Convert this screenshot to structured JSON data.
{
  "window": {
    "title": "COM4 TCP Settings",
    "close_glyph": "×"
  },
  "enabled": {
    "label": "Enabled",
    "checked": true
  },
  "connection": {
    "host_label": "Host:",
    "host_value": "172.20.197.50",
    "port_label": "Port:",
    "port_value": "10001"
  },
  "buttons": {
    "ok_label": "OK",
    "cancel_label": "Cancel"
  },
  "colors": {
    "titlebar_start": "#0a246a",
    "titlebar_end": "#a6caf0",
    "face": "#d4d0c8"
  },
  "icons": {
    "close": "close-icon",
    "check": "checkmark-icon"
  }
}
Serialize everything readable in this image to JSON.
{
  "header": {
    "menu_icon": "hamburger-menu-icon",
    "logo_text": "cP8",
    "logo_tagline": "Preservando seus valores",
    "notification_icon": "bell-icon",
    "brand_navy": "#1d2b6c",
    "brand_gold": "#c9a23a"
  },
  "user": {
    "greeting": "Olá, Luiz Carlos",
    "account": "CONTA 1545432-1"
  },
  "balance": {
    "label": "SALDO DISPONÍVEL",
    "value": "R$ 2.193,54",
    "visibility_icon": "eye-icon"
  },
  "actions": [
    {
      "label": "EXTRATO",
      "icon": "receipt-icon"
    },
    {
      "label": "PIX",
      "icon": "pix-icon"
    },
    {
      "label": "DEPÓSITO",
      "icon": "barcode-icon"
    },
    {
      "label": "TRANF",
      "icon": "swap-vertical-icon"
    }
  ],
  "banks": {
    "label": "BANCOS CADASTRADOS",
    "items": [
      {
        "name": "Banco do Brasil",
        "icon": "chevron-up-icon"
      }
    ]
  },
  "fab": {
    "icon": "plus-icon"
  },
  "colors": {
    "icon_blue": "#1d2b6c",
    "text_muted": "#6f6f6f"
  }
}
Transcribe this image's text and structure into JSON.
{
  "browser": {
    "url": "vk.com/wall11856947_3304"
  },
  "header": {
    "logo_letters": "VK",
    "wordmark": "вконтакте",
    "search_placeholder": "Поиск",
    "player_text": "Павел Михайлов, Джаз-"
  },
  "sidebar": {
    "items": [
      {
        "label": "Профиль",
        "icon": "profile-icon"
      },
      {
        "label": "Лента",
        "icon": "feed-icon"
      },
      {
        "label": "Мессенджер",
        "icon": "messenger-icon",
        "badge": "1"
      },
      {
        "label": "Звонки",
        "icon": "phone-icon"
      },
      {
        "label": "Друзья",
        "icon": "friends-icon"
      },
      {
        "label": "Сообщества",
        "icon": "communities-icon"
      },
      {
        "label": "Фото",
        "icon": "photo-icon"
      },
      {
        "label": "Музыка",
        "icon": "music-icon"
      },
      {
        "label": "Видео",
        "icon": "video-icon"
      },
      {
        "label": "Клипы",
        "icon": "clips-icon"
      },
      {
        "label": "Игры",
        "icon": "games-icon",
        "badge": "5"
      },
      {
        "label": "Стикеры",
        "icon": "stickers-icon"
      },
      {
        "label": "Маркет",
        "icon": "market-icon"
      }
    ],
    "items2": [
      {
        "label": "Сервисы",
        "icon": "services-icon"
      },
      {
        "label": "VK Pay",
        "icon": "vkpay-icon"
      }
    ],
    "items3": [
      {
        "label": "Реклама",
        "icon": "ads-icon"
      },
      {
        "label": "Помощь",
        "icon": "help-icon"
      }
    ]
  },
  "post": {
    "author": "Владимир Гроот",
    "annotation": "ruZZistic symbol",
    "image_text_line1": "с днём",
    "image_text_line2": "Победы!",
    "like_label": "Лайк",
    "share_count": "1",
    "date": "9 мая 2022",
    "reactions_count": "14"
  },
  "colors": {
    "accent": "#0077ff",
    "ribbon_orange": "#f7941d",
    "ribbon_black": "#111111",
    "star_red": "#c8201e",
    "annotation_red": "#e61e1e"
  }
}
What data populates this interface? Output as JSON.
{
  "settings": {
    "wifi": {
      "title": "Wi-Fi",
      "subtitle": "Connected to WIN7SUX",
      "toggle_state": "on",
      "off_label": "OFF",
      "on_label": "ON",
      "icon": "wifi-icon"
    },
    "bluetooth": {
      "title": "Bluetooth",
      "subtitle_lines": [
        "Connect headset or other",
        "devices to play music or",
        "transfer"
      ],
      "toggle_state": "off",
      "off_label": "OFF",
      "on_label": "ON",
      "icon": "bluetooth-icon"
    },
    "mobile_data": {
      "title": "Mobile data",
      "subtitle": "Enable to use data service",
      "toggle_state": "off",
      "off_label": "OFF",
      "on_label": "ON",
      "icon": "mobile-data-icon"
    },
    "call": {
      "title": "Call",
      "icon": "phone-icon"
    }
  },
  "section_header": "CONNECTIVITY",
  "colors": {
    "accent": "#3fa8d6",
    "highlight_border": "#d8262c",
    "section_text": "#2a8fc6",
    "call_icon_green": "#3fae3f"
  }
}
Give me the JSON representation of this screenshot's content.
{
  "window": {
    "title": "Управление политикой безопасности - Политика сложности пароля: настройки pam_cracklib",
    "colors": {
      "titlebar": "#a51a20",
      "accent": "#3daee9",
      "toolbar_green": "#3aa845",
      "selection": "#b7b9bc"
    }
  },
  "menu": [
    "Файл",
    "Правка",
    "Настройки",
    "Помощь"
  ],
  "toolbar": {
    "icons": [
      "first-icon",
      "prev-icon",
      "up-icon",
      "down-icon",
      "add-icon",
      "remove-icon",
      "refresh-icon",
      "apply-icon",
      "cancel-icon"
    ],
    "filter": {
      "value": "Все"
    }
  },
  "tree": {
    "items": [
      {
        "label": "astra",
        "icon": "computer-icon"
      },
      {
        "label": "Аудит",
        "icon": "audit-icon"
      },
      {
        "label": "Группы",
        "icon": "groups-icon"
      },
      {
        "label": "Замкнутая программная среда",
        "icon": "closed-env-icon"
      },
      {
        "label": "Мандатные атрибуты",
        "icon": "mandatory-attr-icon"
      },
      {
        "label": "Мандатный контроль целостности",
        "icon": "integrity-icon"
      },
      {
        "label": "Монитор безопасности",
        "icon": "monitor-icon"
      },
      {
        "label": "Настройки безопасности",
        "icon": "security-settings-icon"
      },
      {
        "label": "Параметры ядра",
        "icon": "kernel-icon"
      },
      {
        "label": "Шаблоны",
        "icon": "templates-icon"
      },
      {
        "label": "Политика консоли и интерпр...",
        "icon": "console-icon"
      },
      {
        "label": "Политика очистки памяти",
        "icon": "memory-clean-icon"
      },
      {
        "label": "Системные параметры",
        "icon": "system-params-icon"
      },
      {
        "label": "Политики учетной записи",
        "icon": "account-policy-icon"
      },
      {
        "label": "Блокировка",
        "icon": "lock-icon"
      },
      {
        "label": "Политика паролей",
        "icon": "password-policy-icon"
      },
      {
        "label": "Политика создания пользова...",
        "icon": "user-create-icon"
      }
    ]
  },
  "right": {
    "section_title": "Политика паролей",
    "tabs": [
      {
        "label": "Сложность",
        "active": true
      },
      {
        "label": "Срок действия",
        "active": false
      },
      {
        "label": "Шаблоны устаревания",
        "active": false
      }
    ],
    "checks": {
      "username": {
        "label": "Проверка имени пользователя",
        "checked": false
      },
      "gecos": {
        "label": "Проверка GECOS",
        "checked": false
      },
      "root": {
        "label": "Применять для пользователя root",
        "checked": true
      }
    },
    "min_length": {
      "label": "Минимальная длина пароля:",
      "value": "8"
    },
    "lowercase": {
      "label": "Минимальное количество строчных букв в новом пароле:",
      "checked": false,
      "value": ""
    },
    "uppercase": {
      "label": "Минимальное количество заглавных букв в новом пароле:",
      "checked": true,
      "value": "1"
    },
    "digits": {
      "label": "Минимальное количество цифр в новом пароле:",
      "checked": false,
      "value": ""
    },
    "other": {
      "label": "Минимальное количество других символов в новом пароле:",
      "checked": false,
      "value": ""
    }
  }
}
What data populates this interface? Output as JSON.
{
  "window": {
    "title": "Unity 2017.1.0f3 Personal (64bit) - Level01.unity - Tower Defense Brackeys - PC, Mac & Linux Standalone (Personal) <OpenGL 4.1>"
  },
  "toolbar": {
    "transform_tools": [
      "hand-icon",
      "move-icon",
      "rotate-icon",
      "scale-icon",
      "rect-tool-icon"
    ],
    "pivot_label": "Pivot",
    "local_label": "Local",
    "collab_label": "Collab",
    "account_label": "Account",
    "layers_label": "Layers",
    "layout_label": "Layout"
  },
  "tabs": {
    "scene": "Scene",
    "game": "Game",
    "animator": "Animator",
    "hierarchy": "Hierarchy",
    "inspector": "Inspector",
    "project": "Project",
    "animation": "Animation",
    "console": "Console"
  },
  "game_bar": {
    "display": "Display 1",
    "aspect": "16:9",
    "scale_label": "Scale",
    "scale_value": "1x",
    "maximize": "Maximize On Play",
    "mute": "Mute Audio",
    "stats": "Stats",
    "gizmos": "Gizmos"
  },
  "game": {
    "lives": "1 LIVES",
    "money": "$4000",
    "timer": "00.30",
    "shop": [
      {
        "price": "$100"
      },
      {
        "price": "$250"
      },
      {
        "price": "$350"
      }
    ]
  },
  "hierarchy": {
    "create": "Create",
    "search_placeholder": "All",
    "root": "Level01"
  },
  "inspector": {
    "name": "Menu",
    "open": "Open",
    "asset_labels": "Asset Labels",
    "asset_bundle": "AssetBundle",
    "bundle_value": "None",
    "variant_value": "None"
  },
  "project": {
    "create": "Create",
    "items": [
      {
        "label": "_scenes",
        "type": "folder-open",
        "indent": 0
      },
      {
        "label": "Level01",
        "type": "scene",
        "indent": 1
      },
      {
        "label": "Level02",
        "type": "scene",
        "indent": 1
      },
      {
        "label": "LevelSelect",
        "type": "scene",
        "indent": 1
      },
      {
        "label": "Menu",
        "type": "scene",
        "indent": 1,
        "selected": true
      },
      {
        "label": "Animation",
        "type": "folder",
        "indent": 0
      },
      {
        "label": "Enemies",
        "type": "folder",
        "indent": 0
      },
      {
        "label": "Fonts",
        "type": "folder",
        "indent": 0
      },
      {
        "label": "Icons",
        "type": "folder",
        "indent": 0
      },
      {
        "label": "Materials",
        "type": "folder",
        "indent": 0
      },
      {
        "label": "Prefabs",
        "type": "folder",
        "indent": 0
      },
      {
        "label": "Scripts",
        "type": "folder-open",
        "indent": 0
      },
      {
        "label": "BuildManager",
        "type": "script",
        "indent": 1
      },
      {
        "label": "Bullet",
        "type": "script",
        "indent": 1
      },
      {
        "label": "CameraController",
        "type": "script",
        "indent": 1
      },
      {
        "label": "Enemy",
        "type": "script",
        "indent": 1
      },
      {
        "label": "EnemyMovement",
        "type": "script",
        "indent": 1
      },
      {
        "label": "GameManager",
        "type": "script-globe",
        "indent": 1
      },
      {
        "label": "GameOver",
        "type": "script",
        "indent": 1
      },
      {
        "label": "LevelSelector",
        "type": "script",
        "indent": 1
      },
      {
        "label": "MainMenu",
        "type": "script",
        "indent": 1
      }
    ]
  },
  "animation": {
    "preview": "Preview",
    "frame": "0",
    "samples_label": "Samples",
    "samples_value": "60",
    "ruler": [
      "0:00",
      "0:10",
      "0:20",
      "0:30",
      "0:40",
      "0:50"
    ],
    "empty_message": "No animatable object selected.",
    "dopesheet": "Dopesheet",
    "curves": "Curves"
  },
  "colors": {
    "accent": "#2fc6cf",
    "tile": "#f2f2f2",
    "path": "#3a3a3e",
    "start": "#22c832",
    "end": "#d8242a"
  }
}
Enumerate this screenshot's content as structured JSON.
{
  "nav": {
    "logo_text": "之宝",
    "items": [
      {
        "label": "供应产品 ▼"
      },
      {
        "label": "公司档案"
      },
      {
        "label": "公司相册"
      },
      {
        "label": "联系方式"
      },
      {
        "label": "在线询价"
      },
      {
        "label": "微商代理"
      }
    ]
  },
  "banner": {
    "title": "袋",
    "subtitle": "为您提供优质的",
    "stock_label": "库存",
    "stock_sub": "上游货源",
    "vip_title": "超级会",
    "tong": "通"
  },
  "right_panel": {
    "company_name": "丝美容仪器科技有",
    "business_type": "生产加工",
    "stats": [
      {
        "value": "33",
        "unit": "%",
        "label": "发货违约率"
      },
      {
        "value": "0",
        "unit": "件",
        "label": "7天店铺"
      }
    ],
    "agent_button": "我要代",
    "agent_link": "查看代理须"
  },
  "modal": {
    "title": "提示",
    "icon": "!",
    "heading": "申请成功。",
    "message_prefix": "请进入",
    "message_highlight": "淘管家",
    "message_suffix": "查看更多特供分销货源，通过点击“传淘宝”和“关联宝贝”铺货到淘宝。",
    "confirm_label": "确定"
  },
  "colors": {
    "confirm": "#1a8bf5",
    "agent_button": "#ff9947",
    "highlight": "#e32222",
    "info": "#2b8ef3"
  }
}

**Short task**
Take every line containing the word "this" and copy it.

**Correct answer**
Convert this screenshot to structured JSON data.
Serialize everything readable in this image to JSON.
Transcribe this image's text and structure into JSON.
What data populates this interface? Output as JSON.
Give me the JSON representation of this screenshot's content.
What data populates this interface? Output as JSON.
Enumerate this screenshot's content as structured JSON.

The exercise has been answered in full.